#### [Prompt]
Consider the data that follows and state how many lines contain the string "Scheduling", using the number alone.

#### [Records supplied]
################
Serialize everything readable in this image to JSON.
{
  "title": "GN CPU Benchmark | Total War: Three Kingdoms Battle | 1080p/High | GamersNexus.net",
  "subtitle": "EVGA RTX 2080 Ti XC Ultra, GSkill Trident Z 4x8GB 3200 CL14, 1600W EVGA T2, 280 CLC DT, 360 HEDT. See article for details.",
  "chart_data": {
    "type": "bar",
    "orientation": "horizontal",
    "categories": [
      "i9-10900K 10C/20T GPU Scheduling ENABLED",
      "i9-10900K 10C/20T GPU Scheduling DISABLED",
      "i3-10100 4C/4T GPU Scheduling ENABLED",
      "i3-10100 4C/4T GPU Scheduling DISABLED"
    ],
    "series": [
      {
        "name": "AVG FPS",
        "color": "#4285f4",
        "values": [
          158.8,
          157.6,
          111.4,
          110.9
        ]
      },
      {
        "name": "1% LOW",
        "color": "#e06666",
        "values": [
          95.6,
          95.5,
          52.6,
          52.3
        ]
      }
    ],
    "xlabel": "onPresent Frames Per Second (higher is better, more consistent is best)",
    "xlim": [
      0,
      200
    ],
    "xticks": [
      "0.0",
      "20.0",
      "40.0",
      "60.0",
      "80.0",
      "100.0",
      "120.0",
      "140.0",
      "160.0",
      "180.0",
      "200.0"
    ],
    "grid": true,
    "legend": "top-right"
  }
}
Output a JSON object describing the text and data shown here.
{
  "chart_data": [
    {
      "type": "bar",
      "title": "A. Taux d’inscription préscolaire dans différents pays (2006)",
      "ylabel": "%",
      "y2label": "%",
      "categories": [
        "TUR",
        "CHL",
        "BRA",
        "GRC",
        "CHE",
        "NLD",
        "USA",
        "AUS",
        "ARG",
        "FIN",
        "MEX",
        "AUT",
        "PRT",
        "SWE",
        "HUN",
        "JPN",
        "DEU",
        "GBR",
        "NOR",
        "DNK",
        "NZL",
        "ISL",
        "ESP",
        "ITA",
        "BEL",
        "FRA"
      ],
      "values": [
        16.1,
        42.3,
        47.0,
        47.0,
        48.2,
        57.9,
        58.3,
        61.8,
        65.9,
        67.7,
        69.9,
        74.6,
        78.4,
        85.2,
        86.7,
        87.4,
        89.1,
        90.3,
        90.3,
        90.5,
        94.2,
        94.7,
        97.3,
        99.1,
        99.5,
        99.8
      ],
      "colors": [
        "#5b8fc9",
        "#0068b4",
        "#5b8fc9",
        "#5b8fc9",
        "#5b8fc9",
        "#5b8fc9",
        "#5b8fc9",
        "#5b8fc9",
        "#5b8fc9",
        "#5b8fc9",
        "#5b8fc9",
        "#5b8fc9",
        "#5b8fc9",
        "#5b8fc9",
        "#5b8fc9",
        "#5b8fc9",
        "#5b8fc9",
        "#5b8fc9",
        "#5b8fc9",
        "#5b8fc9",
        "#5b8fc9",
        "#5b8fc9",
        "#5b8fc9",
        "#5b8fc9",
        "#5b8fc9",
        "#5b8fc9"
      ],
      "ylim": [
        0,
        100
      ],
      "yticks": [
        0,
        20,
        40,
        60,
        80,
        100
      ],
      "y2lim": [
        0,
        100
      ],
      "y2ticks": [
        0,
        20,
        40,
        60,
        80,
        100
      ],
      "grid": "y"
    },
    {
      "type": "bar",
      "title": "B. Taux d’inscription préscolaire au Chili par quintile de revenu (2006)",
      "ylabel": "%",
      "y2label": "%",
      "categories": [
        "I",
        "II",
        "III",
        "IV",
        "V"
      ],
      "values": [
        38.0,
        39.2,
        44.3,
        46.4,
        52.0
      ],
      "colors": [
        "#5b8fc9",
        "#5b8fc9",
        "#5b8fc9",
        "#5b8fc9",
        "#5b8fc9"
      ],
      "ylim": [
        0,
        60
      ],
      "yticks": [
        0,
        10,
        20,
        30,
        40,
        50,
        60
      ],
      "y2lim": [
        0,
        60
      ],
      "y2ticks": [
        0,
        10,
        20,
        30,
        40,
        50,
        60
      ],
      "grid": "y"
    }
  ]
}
################
#### [Worked answer]
4